REQUEST: Exactly reproduce each record listed below.

* Begin RECORDS SUPPLIED *

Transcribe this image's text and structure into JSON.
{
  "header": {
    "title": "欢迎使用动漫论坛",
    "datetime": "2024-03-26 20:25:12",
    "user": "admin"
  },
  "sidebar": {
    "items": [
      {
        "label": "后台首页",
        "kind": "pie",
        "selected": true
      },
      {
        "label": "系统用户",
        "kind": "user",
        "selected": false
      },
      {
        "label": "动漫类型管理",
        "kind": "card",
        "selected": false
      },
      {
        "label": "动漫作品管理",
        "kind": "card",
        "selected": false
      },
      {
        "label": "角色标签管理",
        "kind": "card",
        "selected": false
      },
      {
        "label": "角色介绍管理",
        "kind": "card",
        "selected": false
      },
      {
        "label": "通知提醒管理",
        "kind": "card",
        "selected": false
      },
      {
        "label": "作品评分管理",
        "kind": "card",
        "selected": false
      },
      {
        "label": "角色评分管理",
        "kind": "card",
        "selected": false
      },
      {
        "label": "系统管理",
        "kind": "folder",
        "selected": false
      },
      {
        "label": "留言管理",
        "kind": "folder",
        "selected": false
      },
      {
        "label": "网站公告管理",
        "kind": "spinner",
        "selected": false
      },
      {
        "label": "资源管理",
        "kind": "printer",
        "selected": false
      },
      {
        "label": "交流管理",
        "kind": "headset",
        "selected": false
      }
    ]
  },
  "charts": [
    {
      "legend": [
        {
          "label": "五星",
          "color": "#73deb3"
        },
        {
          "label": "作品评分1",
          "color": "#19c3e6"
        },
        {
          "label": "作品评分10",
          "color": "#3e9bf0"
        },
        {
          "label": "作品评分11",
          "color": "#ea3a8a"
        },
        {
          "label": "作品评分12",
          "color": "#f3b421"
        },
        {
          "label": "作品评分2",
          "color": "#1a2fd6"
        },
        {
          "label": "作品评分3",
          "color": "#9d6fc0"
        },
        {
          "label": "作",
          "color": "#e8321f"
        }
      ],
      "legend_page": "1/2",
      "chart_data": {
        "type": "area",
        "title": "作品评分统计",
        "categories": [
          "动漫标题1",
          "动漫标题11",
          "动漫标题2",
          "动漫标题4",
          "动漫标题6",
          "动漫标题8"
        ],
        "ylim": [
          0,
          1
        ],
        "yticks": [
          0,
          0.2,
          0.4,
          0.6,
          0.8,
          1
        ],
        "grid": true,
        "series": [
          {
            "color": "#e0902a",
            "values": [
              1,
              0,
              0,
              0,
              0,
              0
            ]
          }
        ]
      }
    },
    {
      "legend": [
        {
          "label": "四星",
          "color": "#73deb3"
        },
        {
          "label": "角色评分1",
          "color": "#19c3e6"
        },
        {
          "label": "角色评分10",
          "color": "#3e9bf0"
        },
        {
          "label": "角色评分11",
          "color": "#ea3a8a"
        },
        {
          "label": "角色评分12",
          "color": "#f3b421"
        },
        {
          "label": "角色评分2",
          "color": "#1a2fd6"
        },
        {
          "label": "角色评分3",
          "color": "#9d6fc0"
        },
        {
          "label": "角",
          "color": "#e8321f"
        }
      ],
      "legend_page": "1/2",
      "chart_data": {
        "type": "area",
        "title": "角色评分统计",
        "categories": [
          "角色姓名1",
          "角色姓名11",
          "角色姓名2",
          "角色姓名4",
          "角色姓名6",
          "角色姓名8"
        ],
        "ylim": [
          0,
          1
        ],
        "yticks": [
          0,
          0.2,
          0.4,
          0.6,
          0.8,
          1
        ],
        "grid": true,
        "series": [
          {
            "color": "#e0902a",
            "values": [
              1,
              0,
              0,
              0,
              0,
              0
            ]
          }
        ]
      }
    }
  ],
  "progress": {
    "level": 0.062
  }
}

* End RECORDS SUPPLIED *

OUTPUT FOR THIS EXERCISE:
Transcribe this image's text and structure into JSON.
{
  "header": {
    "title": "欢迎使用动漫论坛",
    "datetime": "2024-03-26 20:25:12",
    "user": "admin"
  },
  "sidebar": {
    "items": [
      {
        "label": "后台首页",
        "kind": "pie",
        "selected": true
      },
      {
        "label": "系统用户",
        "kind": "user",
        "selected": false
      },
      {
        "label": "动漫类型管理",
        "kind": "card",
        "selected": false
      },
      {
        "label": "动漫作品管理",
        "kind": "card",
        "selected": false
      },
      {
        "label": "角色标签管理",
        "kind": "card",
        "selected": false
      },
      {
        "label": "角色介绍管理",
        "kind": "card",
        "selected": false
      },
      {
        "label": "通知提醒管理",
        "kind": "card",
        "selected": false
      },
      {
        "label": "作品评分管理",
        "kind": "card",
        "selected": false
      },
      {
        "label": "角色评分管理",
        "kind": "card",
        "selected": false
      },
      {
        "label": "系统管理",
        "kind": "folder",
        "selected": false
      },
      {
        "label": "留言管理",
        "kind": "folder",
        "selected": false
      },
      {
        "label": "网站公告管理",
        "kind": "spinner",
        "selected": false
      },
      {
        "label": "资源管理",
        "kind": "printer",
        "selected": false
      },
      {
        "label": "交流管理",
        "kind": "headset",
        "selected": false
      }
    ]
  },
  "charts": [
    {
      "legend": [
        {
          "label": "五星",
          "color": "#73deb3"
        },
        {
          "label": "作品评分1",
          "color": "#19c3e6"
        },
        {
          "label": "作品评分10",
          "color": "#3e9bf0"
        },
        {
          "label": "作品评分11",
          "color": "#ea3a8a"
        },
        {
          "label": "作品评分12",
          "color": "#f3b421"
        },
        {
          "label": "作品评分2",
          "color": "#1a2fd6"
        },
        {
          "label": "作品评分3",
          "color": "#9d6fc0"
        },
        {
          "label": "作",
          "color": "#e8321f"
        }
      ],
      "legend_page": "1/2",
      "chart_data": {
        "type": "area",
        "title": "作品评分统计",
        "categories": [
          "动漫标题1",
          "动漫标题11",
          "动漫标题2",
          "动漫标题4",
          "动漫标题6",
          "动漫标题8"
        ],
        "ylim": [
          0,
          1
        ],
        "yticks": [
          0,
          0.2,
          0.4,
          0.6,
          0.8,
          1
        ],
        "grid": true,
        "series": [
          {
            "color": "#e0902a",
            "values": [
              1,
              0,
              0,
              0,
              0,
              0
            ]
          }
        ]
      }
    },
    {
      "legend": [
        {
          "label": "四星",
          "color": "#73deb3"
        },
        {
          "label": "角色评分1",
          "color": "#19c3e6"
        },
        {
          "label": "角色评分10",
          "color": "#3e9bf0"
        },
        {
          "label": "角色评分11",
          "color": "#ea3a8a"
        },
        {
          "label": "角色评分12",
          "color": "#f3b421"
        },
        {
          "label": "角色评分2",
          "color": "#1a2fd6"
        },
        {
          "label": "角色评分3",
          "color": "#9d6fc0"
        },
        {
          "label": "角",
          "color": "#e8321f"
        }
      ],
      "legend_page": "1/2",
      "chart_data": {
        "type": "area",
        "title": "角色评分统计",
        "categories": [
          "角色姓名1",
          "角色姓名11",
          "角色姓名2",
          "角色姓名4",
          "角色姓名6",
          "角色姓名8"
        ],
        "ylim": [
          0,
          1
        ],
        "yticks": [
          0,
          0.2,
          0.4,
          0.6,
          0.8,
          1
        ],
        "grid": true,
        "series": [
          {
            "color": "#e0902a",
            "values": [
              1,
              0,
              0,
              0,
              0,
              0
            ]
          }
        ]
      }
    }
  ],
  "progress": {
    "level": 0.062
  }
}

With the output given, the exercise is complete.